Look through the records and report how many lines include the word "รายช", with no other words.
☆ ☆ ☆ ☆
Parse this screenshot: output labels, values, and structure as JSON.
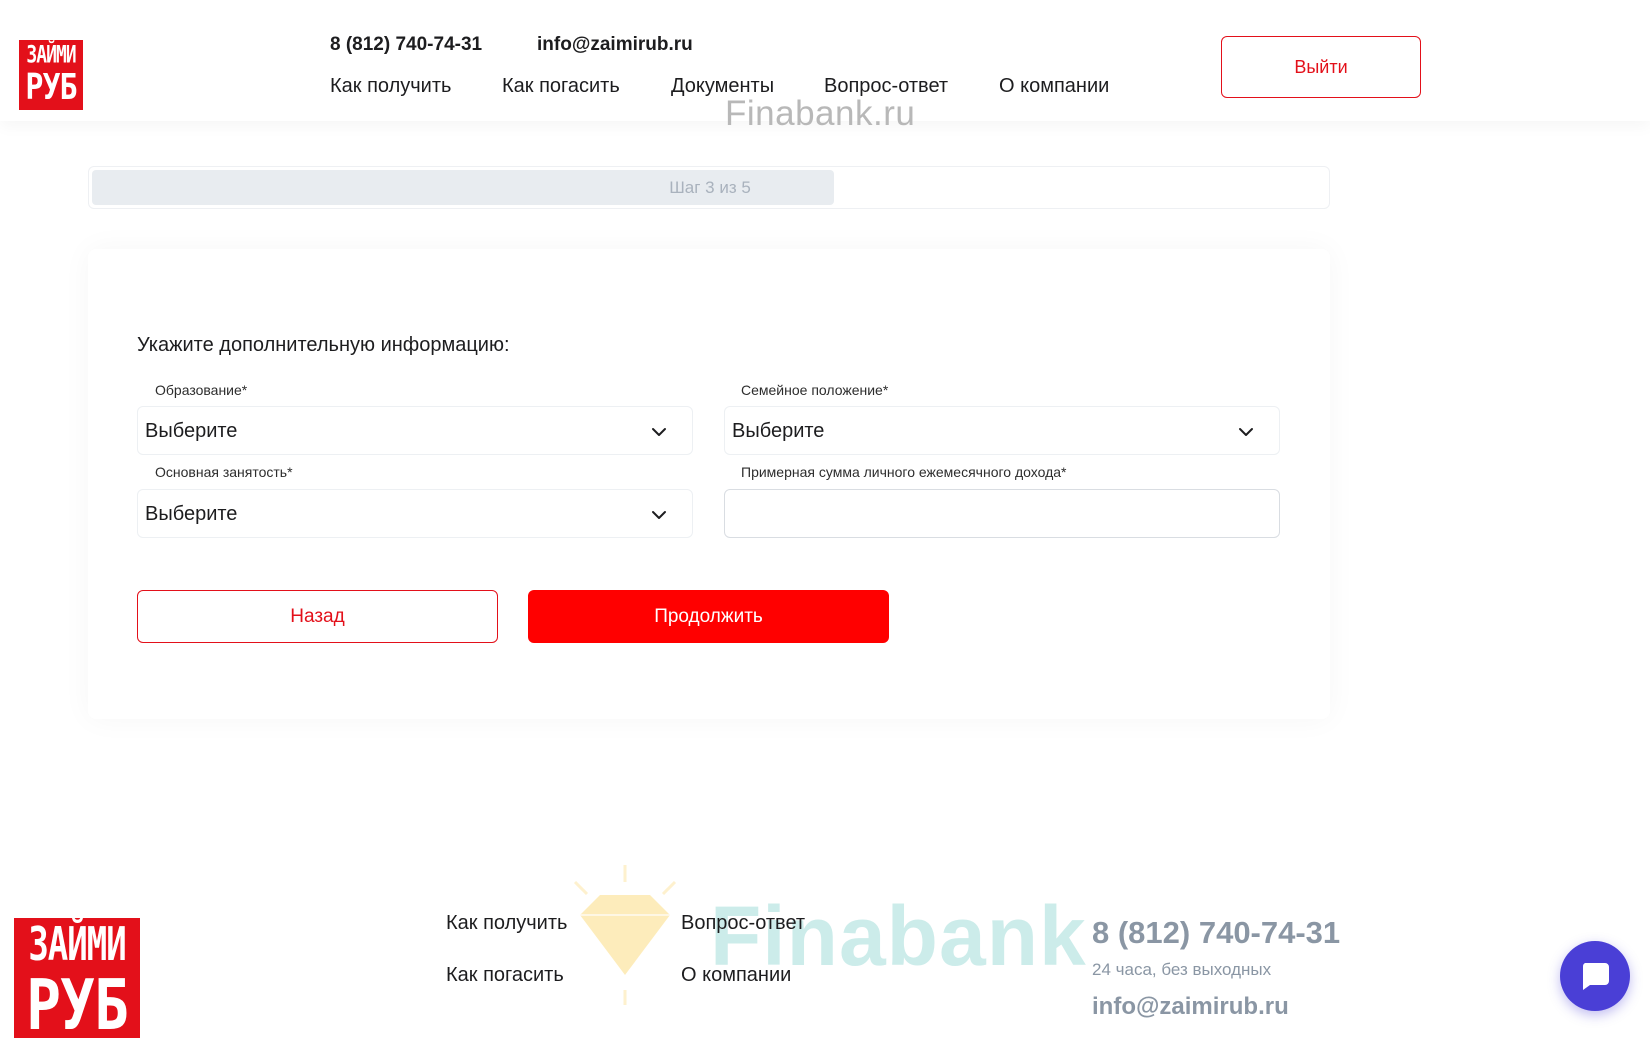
{
  "header": {
    "logo_line1": "ЗАЙМИ",
    "logo_line2": "РУБ",
    "phone": "8 (812) 740-74-31",
    "email": "info@zaimirub.ru",
    "nav": [
      "Как получить",
      "Как погасить",
      "Документы",
      "Вопрос-ответ",
      "О компании"
    ],
    "logout_label": "Выйти",
    "watermark": "Finabank.ru"
  },
  "progress": {
    "label": "Шаг 3 из 5",
    "fraction": 0.6
  },
  "form": {
    "title": "Укажите дополнительную информацию:",
    "education": {
      "label": "Образование*",
      "value": "Выберите"
    },
    "marital": {
      "label": "Семейное положение*",
      "value": "Выберите"
    },
    "employment": {
      "label": "Основная занятость*",
      "value": "Выберите"
    },
    "income": {
      "label": "Примерная сумма личного ежемесячного дохода*",
      "value": ""
    },
    "back_label": "Назад",
    "next_label": "Продолжить"
  },
  "footer": {
    "logo_line1": "ЗАЙМИ",
    "logo_line2": "РУБ",
    "links": [
      "Как получить",
      "Как погасить",
      "Вопрос-ответ",
      "О компании"
    ],
    "phone": "8 (812) 740-74-31",
    "hours": "24 часа, без выходных",
    "email": "info@zaimirub.ru",
    "watermark": "Finabank"
  },
  "colors": {
    "brand_red": "#e3101a",
    "primary_button": "#ff0000",
    "chat_button": "#4a3fd6"
  },
  "icons": {
    "dropdown": "chevron-down-icon",
    "chat": "chat-bubble-icon",
    "watermark_logo": "diamond-icon"
  }
}
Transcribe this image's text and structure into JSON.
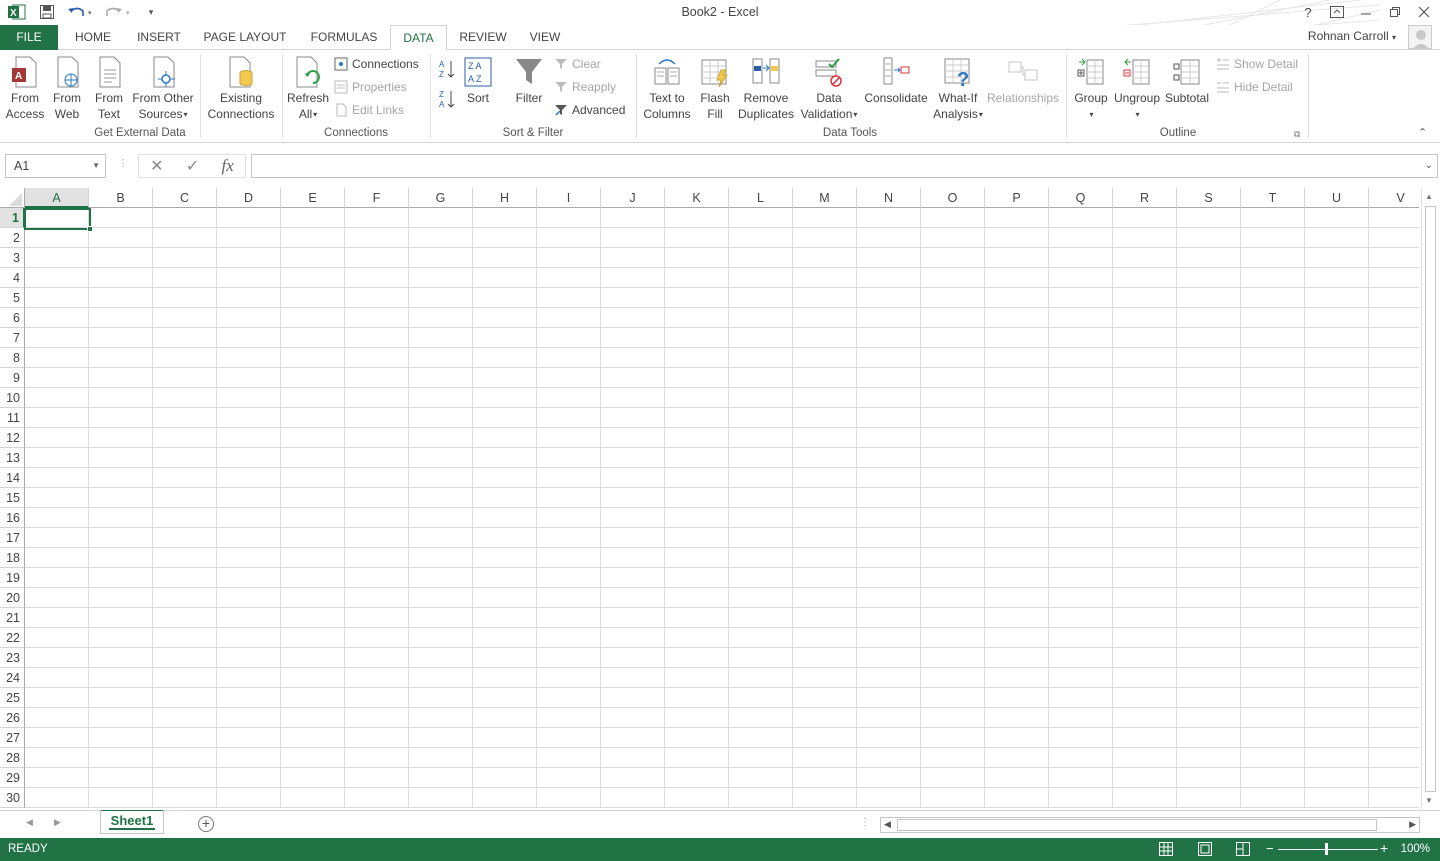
{
  "window": {
    "title": "Book2 - Excel"
  },
  "qat": {
    "undo": "undo",
    "redo": "redo"
  },
  "user": {
    "name": "Rohnan Carroll"
  },
  "tabs": [
    "FILE",
    "HOME",
    "INSERT",
    "PAGE LAYOUT",
    "FORMULAS",
    "DATA",
    "REVIEW",
    "VIEW"
  ],
  "active_tab": "DATA",
  "ribbon": {
    "get_external": {
      "label": "Get External Data",
      "from_access": [
        "From",
        "Access"
      ],
      "from_web": [
        "From",
        "Web"
      ],
      "from_text": [
        "From",
        "Text"
      ],
      "from_other": [
        "From Other",
        "Sources"
      ],
      "existing": [
        "Existing",
        "Connections"
      ]
    },
    "connections": {
      "label": "Connections",
      "refresh": [
        "Refresh",
        "All"
      ],
      "connections": "Connections",
      "properties": "Properties",
      "edit_links": "Edit Links"
    },
    "sort_filter": {
      "label": "Sort & Filter",
      "sort": "Sort",
      "filter": "Filter",
      "clear": "Clear",
      "reapply": "Reapply",
      "advanced": "Advanced"
    },
    "data_tools": {
      "label": "Data Tools",
      "text_to_columns": [
        "Text to",
        "Columns"
      ],
      "flash_fill": [
        "Flash",
        "Fill"
      ],
      "remove_duplicates": [
        "Remove",
        "Duplicates"
      ],
      "data_validation": [
        "Data",
        "Validation"
      ],
      "consolidate": "Consolidate",
      "what_if": [
        "What-If",
        "Analysis"
      ],
      "relationships": "Relationships"
    },
    "outline": {
      "label": "Outline",
      "group": "Group",
      "ungroup": "Ungroup",
      "subtotal": "Subtotal",
      "show_detail": "Show Detail",
      "hide_detail": "Hide Detail"
    }
  },
  "formula_bar": {
    "name_box": "A1",
    "fx": "fx",
    "value": ""
  },
  "grid": {
    "columns": [
      "A",
      "B",
      "C",
      "D",
      "E",
      "F",
      "G",
      "H",
      "I",
      "J",
      "K",
      "L",
      "M",
      "N",
      "O",
      "P",
      "Q",
      "R",
      "S",
      "T",
      "U",
      "V"
    ],
    "rows": [
      "1",
      "2",
      "3",
      "4",
      "5",
      "6",
      "7",
      "8",
      "9",
      "10",
      "11",
      "12",
      "13",
      "14",
      "15",
      "16",
      "17",
      "18",
      "19",
      "20",
      "21",
      "22",
      "23",
      "24",
      "25",
      "26",
      "27",
      "28",
      "29",
      "30"
    ],
    "active_cell": "A1"
  },
  "sheets": {
    "tabs": [
      "Sheet1"
    ],
    "active": "Sheet1"
  },
  "status": {
    "mode": "READY",
    "zoom": "100%"
  },
  "colors": {
    "accent": "#217346",
    "gridline": "#dadcdd"
  }
}
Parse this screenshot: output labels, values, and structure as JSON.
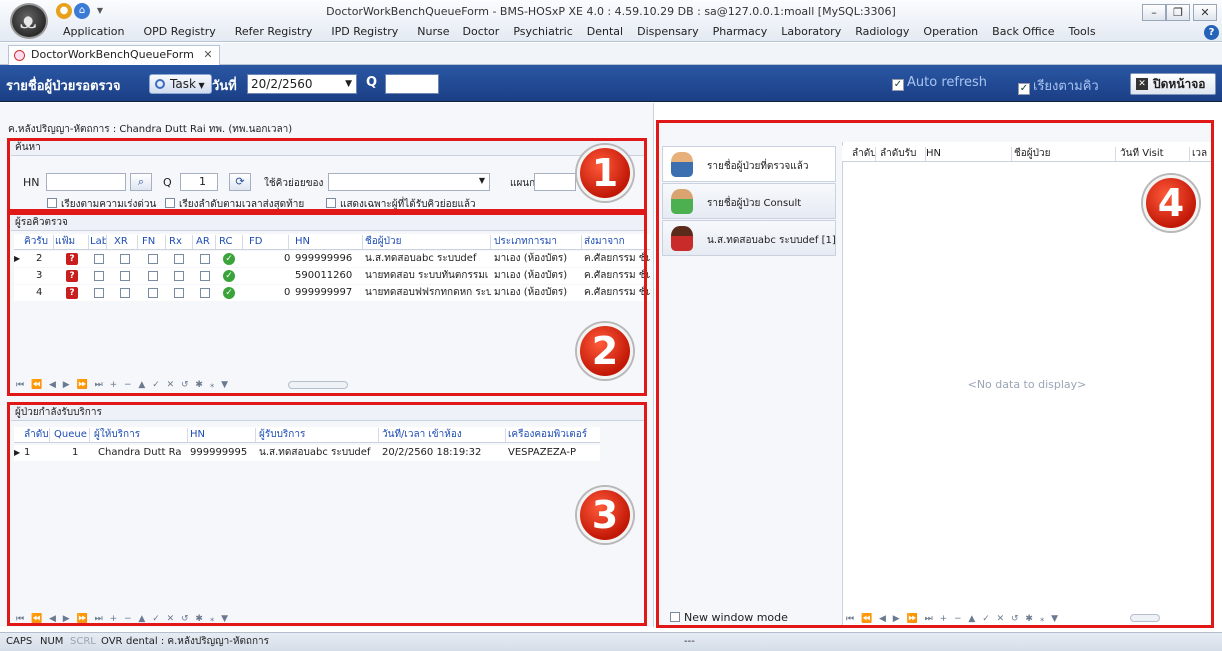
{
  "window": {
    "title": "DoctorWorkBenchQueueForm - BMS-HOSxP XE 4.0 : 4.59.10.29 DB : sa@127.0.0.1:moall [MySQL:3306]"
  },
  "menu": [
    "Application",
    "OPD Registry",
    "Refer Registry",
    "IPD Registry",
    "Nurse",
    "Doctor",
    "Psychiatric",
    "Dental",
    "Dispensary",
    "Pharmacy",
    "Laboratory",
    "Radiology",
    "Operation",
    "Back Office",
    "Tools"
  ],
  "tab": {
    "label": "DoctorWorkBenchQueueForm"
  },
  "toolbar": {
    "title": "รายชื่อผู้ป่วยรอตรวจ",
    "task_label": "Task",
    "date_label": "วันที่",
    "date_value": "20/2/2560",
    "q_label": "Q",
    "auto_refresh": "Auto refresh",
    "sort_queue": "เรียงตามคิว",
    "close_page": "ปิดหน้าจอ"
  },
  "doctor_line": "ค.หลังปริญญา-หัตถการ : Chandra Dutt Rai ทพ. (ทพ.นอกเวลา)",
  "search": {
    "header": "ค้นหา",
    "hn_label": "HN",
    "q_label": "Q",
    "q_value": "1",
    "subqueue_label": "ใช้คิวย่อยของ",
    "dept_label": "แผนก",
    "chk_urgent": "เรียงตามความเร่งด่วน",
    "chk_last_sent": "เรียงลำดับตามเวลาส่งสุดท้าย",
    "chk_received": "แสดงเฉพาะผู้ที่ได้รับคิวย่อยแล้ว"
  },
  "waiting": {
    "header": "ผู้รอคิวตรวจ",
    "columns": [
      "คิวรับ",
      "แฟ้ม",
      "Lab",
      "XR",
      "FN",
      "Rx",
      "AR",
      "RC",
      "FD",
      "HN",
      "ชื่อผู้ป่วย",
      "ประเภทการมา",
      "ส่งมาจาก"
    ],
    "rows": [
      {
        "q": "2",
        "fd": "0",
        "hn": "999999996",
        "name": "น.ส.ทดสอบabc ระบบdef",
        "type": "มาเอง (ห้องบัตร)",
        "from": "ค.ศัลยกรรม ชั้น"
      },
      {
        "q": "3",
        "fd": "",
        "hn": "590011260",
        "name": "นายทดสอบ ระบบทันตกรรมเ",
        "type": "มาเอง (ห้องบัตร)",
        "from": "ค.ศัลยกรรม ชั้น"
      },
      {
        "q": "4",
        "fd": "0",
        "hn": "999999997",
        "name": "นายทดสอบฟฟรกทกดหก ระบ",
        "type": "มาเอง (ห้องบัตร)",
        "from": "ค.ศัลยกรรม ชั้น"
      }
    ]
  },
  "serving": {
    "header": "ผู้ป่วยกำลังรับบริการ",
    "columns": [
      "ลำดับ",
      "Queue",
      "ผู้ให้บริการ",
      "HN",
      "ผู้รับบริการ",
      "วันที่/เวลา เข้าห้อง",
      "เครื่องคอมพิวเตอร์"
    ],
    "rows": [
      {
        "no": "1",
        "queue": "1",
        "provider": "Chandra Dutt Ra",
        "hn": "999999995",
        "patient": "น.ส.ทดสอบabc ระบบdef",
        "datetime": "20/2/2560 18:19:32",
        "computer": "VESPAZEZA-P"
      }
    ]
  },
  "right": {
    "nav": [
      "รายชื่อผู้ป่วยที่ตรวจแล้ว",
      "รายชื่อผู้ป่วย Consult",
      "น.ส.ทดสอบabc ระบบdef [1]"
    ],
    "columns": [
      "ลำดับ",
      "ลำดับรับ",
      "HN",
      "ชื่อผู้ป่วย",
      "วันที่ Visit",
      "เวล"
    ],
    "no_data": "<No data to display>",
    "new_window": "New window mode"
  },
  "badges": [
    "1",
    "2",
    "3",
    "4"
  ],
  "status": {
    "caps": "CAPS",
    "num": "NUM",
    "scrl": "SCRL",
    "ovr": "OVR",
    "info": "dental : ค.หลังปริญญา-หัตถการ",
    "dash": "---"
  },
  "colors": {
    "toolbar": "#1f4890",
    "highlight": "#e01818",
    "link": "#1d4db5"
  }
}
☆ ☆ ☆ ☆
• **Solved problem**
3